··· SUPPLIED MATERIAL ···
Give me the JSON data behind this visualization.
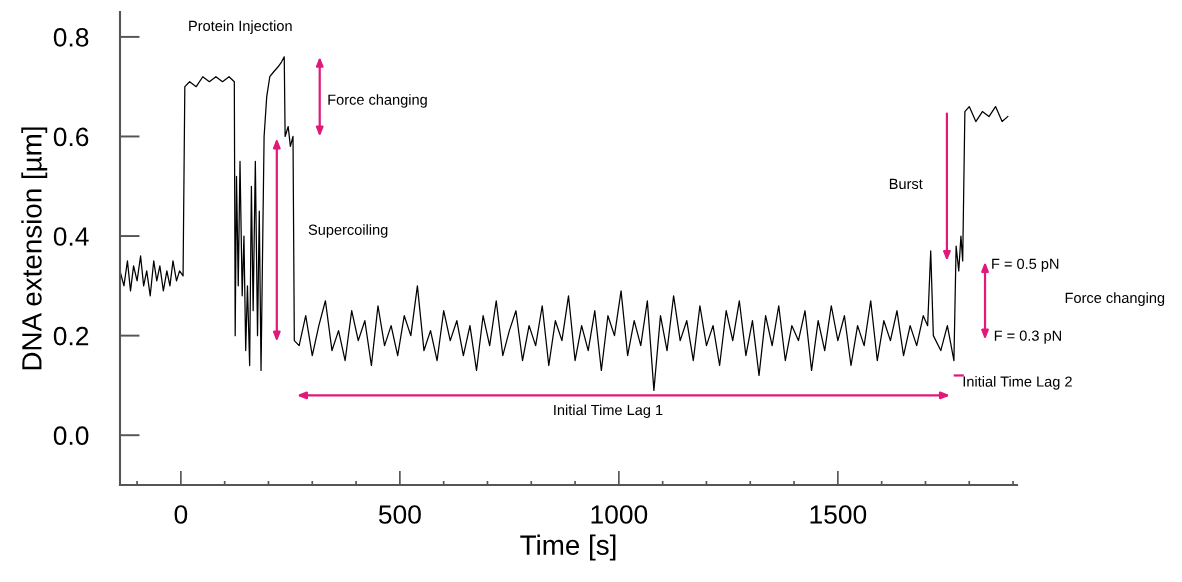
{
  "chart_data": {
    "type": "line",
    "xlabel": "Time [s]",
    "ylabel": "DNA extension [µm]",
    "xlim": [
      -139,
      1909
    ],
    "ylim": [
      -0.1,
      0.85
    ],
    "xticks": [
      0,
      500,
      1000,
      1500
    ],
    "yticks": [
      {
        "value": 0,
        "label": "0.0"
      },
      0.2,
      0.4,
      0.6,
      0.8
    ],
    "grid": false,
    "legend": false,
    "marker": "none",
    "line_style": "solid",
    "series": [
      {
        "color": "#000000",
        "x": [
          -139,
          -130,
          -122,
          -115,
          -108,
          -100,
          -92,
          -85,
          -78,
          -70,
          -62,
          -55,
          -48,
          -40,
          -32,
          -25,
          -18,
          -10,
          -3,
          5,
          9,
          20,
          35,
          50,
          65,
          80,
          95,
          110,
          122,
          124,
          127,
          131,
          135,
          140,
          144,
          148,
          152,
          157,
          161,
          165,
          170,
          175,
          179,
          183,
          187,
          190,
          196,
          203,
          212,
          222,
          230,
          236,
          238,
          245,
          250,
          256,
          259,
          270,
          285,
          300,
          315,
          330,
          345,
          360,
          375,
          390,
          405,
          420,
          435,
          450,
          465,
          480,
          495,
          510,
          525,
          540,
          555,
          570,
          585,
          600,
          615,
          630,
          645,
          660,
          675,
          690,
          705,
          720,
          735,
          750,
          765,
          780,
          795,
          810,
          825,
          840,
          855,
          870,
          885,
          900,
          915,
          930,
          945,
          960,
          975,
          990,
          1005,
          1020,
          1035,
          1050,
          1065,
          1080,
          1095,
          1110,
          1125,
          1140,
          1155,
          1170,
          1185,
          1200,
          1215,
          1230,
          1245,
          1260,
          1275,
          1290,
          1305,
          1320,
          1335,
          1350,
          1365,
          1380,
          1395,
          1410,
          1425,
          1440,
          1455,
          1470,
          1485,
          1500,
          1515,
          1530,
          1545,
          1560,
          1575,
          1590,
          1605,
          1620,
          1635,
          1650,
          1665,
          1680,
          1695,
          1705,
          1712,
          1718,
          1735,
          1750,
          1765,
          1770,
          1776,
          1781,
          1785,
          1790,
          1800,
          1815,
          1830,
          1845,
          1860,
          1875,
          1888
        ],
        "values": [
          0.33,
          0.3,
          0.35,
          0.29,
          0.34,
          0.31,
          0.36,
          0.3,
          0.33,
          0.28,
          0.35,
          0.31,
          0.34,
          0.29,
          0.33,
          0.3,
          0.35,
          0.31,
          0.33,
          0.32,
          0.7,
          0.71,
          0.7,
          0.72,
          0.71,
          0.72,
          0.71,
          0.72,
          0.71,
          0.2,
          0.52,
          0.3,
          0.55,
          0.28,
          0.4,
          0.17,
          0.3,
          0.14,
          0.5,
          0.25,
          0.55,
          0.2,
          0.45,
          0.13,
          0.4,
          0.6,
          0.68,
          0.72,
          0.73,
          0.74,
          0.75,
          0.76,
          0.6,
          0.62,
          0.58,
          0.6,
          0.19,
          0.18,
          0.24,
          0.16,
          0.22,
          0.27,
          0.17,
          0.21,
          0.15,
          0.25,
          0.19,
          0.23,
          0.14,
          0.26,
          0.18,
          0.22,
          0.16,
          0.24,
          0.2,
          0.3,
          0.17,
          0.21,
          0.15,
          0.25,
          0.19,
          0.23,
          0.16,
          0.22,
          0.13,
          0.24,
          0.18,
          0.27,
          0.16,
          0.21,
          0.25,
          0.15,
          0.22,
          0.18,
          0.26,
          0.14,
          0.23,
          0.19,
          0.28,
          0.15,
          0.22,
          0.17,
          0.25,
          0.13,
          0.24,
          0.2,
          0.29,
          0.16,
          0.23,
          0.18,
          0.27,
          0.09,
          0.24,
          0.17,
          0.28,
          0.19,
          0.23,
          0.15,
          0.26,
          0.18,
          0.22,
          0.14,
          0.25,
          0.19,
          0.27,
          0.16,
          0.23,
          0.12,
          0.24,
          0.18,
          0.26,
          0.15,
          0.22,
          0.19,
          0.25,
          0.13,
          0.23,
          0.17,
          0.26,
          0.19,
          0.24,
          0.14,
          0.22,
          0.18,
          0.27,
          0.15,
          0.23,
          0.19,
          0.25,
          0.16,
          0.22,
          0.18,
          0.24,
          0.22,
          0.37,
          0.2,
          0.17,
          0.22,
          0.15,
          0.38,
          0.33,
          0.4,
          0.35,
          0.65,
          0.66,
          0.63,
          0.65,
          0.64,
          0.66,
          0.63,
          0.64
        ]
      }
    ],
    "annotations": [
      "Protein Injection",
      "Force changing",
      "Supercoiling",
      "Burst",
      "F = 0.5 pN",
      "Force changing",
      "F = 0.3 pN",
      "Initial Time Lag 2",
      "Initial Time Lag 1"
    ]
  }
}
···
In the material above, find each line containing the word "Time" and copy it.

    "xlabel": "Time [s]",
      "Initial Time Lag 2",
      "Initial Time Lag 1"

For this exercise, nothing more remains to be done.